**Problem description**
Print the records again, character for character.

**Source records**
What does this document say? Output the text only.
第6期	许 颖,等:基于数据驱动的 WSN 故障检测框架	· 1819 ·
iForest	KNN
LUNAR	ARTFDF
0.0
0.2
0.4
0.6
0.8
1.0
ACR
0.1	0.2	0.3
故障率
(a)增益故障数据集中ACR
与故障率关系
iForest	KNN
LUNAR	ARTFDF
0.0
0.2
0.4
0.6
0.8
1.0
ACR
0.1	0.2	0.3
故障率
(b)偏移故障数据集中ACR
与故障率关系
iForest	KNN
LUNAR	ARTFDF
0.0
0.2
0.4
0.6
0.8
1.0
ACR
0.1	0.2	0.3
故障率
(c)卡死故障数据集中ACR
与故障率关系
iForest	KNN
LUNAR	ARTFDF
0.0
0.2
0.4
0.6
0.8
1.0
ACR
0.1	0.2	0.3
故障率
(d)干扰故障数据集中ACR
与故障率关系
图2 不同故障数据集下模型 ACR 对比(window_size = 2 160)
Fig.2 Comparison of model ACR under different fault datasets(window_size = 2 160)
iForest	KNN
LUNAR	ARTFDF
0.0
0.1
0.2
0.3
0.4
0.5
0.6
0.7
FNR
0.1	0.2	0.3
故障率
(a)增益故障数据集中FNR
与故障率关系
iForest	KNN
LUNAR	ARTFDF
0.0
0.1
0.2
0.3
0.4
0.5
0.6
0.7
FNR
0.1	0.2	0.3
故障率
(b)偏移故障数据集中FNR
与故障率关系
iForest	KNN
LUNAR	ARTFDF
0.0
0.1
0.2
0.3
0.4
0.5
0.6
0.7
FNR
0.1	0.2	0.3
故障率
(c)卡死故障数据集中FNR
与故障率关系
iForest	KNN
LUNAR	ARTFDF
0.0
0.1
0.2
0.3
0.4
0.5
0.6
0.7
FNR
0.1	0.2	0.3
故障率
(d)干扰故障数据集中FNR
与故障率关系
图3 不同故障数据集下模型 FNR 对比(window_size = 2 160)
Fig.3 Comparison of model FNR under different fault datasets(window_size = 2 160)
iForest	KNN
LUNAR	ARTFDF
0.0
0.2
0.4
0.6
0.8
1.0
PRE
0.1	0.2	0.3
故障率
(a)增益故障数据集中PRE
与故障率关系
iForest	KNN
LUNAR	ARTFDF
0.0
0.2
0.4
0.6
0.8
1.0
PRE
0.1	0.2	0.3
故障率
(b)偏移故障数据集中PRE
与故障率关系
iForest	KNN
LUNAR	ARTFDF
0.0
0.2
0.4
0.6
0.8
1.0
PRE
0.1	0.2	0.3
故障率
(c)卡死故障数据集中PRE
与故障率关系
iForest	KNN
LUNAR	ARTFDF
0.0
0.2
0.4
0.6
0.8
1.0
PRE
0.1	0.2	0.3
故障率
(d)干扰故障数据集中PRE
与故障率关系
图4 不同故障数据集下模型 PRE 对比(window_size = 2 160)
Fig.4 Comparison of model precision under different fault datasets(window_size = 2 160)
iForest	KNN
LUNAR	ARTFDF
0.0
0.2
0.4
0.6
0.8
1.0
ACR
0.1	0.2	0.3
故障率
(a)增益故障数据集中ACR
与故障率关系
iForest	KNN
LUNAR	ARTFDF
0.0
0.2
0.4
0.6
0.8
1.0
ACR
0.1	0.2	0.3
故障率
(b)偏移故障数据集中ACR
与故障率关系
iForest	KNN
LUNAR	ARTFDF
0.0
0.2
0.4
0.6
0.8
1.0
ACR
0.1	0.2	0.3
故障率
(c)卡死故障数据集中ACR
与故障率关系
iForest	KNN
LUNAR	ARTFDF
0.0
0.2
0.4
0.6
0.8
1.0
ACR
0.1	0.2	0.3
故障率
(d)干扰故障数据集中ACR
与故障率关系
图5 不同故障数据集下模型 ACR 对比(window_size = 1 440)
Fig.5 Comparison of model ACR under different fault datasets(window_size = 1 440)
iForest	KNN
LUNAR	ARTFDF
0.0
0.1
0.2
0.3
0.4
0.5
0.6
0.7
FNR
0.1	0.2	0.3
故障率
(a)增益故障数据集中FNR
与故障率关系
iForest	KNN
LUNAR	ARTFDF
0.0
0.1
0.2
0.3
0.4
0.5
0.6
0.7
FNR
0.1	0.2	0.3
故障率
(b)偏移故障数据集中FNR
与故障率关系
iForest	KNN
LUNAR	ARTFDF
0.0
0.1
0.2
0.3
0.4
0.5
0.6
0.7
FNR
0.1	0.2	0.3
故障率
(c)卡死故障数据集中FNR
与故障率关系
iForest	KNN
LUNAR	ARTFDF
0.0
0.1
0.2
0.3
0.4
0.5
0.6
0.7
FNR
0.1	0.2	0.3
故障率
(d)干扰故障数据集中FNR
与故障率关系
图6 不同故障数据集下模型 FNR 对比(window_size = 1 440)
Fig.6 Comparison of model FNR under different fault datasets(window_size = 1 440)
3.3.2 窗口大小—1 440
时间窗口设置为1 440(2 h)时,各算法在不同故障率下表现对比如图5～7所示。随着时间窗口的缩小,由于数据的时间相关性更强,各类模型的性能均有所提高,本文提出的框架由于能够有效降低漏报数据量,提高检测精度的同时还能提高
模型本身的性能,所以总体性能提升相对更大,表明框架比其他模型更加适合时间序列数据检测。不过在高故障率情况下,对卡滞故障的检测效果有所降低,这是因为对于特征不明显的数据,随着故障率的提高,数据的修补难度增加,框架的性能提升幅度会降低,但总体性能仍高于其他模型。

**Right answer**
What does this document say? Output the text only.
第6期	许 颖,等:基于数据驱动的 WSN 故障检测框架	· 1819 ·
iForest	KNN
LUNAR	ARTFDF
0.0
0.2
0.4
0.6
0.8
1.0
ACR
0.1	0.2	0.3
故障率
(a)增益故障数据集中ACR
与故障率关系
iForest	KNN
LUNAR	ARTFDF
0.0
0.2
0.4
0.6
0.8
1.0
ACR
0.1	0.2	0.3
故障率
(b)偏移故障数据集中ACR
与故障率关系
iForest	KNN
LUNAR	ARTFDF
0.0
0.2
0.4
0.6
0.8
1.0
ACR
0.1	0.2	0.3
故障率
(c)卡死故障数据集中ACR
与故障率关系
iForest	KNN
LUNAR	ARTFDF
0.0
0.2
0.4
0.6
0.8
1.0
ACR
0.1	0.2	0.3
故障率
(d)干扰故障数据集中ACR
与故障率关系
图2 不同故障数据集下模型 ACR 对比(window_size = 2 160)
Fig.2 Comparison of model ACR under different fault datasets(window_size = 2 160)
iForest	KNN
LUNAR	ARTFDF
0.0
0.1
0.2
0.3
0.4
0.5
0.6
0.7
FNR
0.1	0.2	0.3
故障率
(a)增益故障数据集中FNR
与故障率关系
iForest	KNN
LUNAR	ARTFDF
0.0
0.1
0.2
0.3
0.4
0.5
0.6
0.7
FNR
0.1	0.2	0.3
故障率
(b)偏移故障数据集中FNR
与故障率关系
iForest	KNN
LUNAR	ARTFDF
0.0
0.1
0.2
0.3
0.4
0.5
0.6
0.7
FNR
0.1	0.2	0.3
故障率
(c)卡死故障数据集中FNR
与故障率关系
iForest	KNN
LUNAR	ARTFDF
0.0
0.1
0.2
0.3
0.4
0.5
0.6
0.7
FNR
0.1	0.2	0.3
故障率
(d)干扰故障数据集中FNR
与故障率关系
图3 不同故障数据集下模型 FNR 对比(window_size = 2 160)
Fig.3 Comparison of model FNR under different fault datasets(window_size = 2 160)
iForest	KNN
LUNAR	ARTFDF
0.0
0.2
0.4
0.6
0.8
1.0
PRE
0.1	0.2	0.3
故障率
(a)增益故障数据集中PRE
与故障率关系
iForest	KNN
LUNAR	ARTFDF
0.0
0.2
0.4
0.6
0.8
1.0
PRE
0.1	0.2	0.3
故障率
(b)偏移故障数据集中PRE
与故障率关系
iForest	KNN
LUNAR	ARTFDF
0.0
0.2
0.4
0.6
0.8
1.0
PRE
0.1	0.2	0.3
故障率
(c)卡死故障数据集中PRE
与故障率关系
iForest	KNN
LUNAR	ARTFDF
0.0
0.2
0.4
0.6
0.8
1.0
PRE
0.1	0.2	0.3
故障率
(d)干扰故障数据集中PRE
与故障率关系
图4 不同故障数据集下模型 PRE 对比(window_size = 2 160)
Fig.4 Comparison of model precision under different fault datasets(window_size = 2 160)
iForest	KNN
LUNAR	ARTFDF
0.0
0.2
0.4
0.6
0.8
1.0
ACR
0.1	0.2	0.3
故障率
(a)增益故障数据集中ACR
与故障率关系
iForest	KNN
LUNAR	ARTFDF
0.0
0.2
0.4
0.6
0.8
1.0
ACR
0.1	0.2	0.3
故障率
(b)偏移故障数据集中ACR
与故障率关系
iForest	KNN
LUNAR	ARTFDF
0.0
0.2
0.4
0.6
0.8
1.0
ACR
0.1	0.2	0.3
故障率
(c)卡死故障数据集中ACR
与故障率关系
iForest	KNN
LUNAR	ARTFDF
0.0
0.2
0.4
0.6
0.8
1.0
ACR
0.1	0.2	0.3
故障率
(d)干扰故障数据集中ACR
与故障率关系
图5 不同故障数据集下模型 ACR 对比(window_size = 1 440)
Fig.5 Comparison of model ACR under different fault datasets(window_size = 1 440)
iForest	KNN
LUNAR	ARTFDF
0.0
0.1
0.2
0.3
0.4
0.5
0.6
0.7
FNR
0.1	0.2	0.3
故障率
(a)增益故障数据集中FNR
与故障率关系
iForest	KNN
LUNAR	ARTFDF
0.0
0.1
0.2
0.3
0.4
0.5
0.6
0.7
FNR
0.1	0.2	0.3
故障率
(b)偏移故障数据集中FNR
与故障率关系
iForest	KNN
LUNAR	ARTFDF
0.0
0.1
0.2
0.3
0.4
0.5
0.6
0.7
FNR
0.1	0.2	0.3
故障率
(c)卡死故障数据集中FNR
与故障率关系
iForest	KNN
LUNAR	ARTFDF
0.0
0.1
0.2
0.3
0.4
0.5
0.6
0.7
FNR
0.1	0.2	0.3
故障率
(d)干扰故障数据集中FNR
与故障率关系
图6 不同故障数据集下模型 FNR 对比(window_size = 1 440)
Fig.6 Comparison of model FNR under different fault datasets(window_size = 1 440)
3.3.2 窗口大小—1 440
时间窗口设置为1 440(2 h)时,各算法在不同故障率下表现对比如图5～7所示。随着时间窗口的缩小,由于数据的时间相关性更强,各类模型的性能均有所提高,本文提出的框架由于能够有效降低漏报数据量,提高检测精度的同时还能提高
模型本身的性能,所以总体性能提升相对更大,表明框架比其他模型更加适合时间序列数据检测。不过在高故障率情况下,对卡滞故障的检测效果有所降低,这是因为对于特征不明显的数据,随着故障率的提高,数据的修补难度增加,框架的性能提升幅度会降低,但总体性能仍高于其他模型。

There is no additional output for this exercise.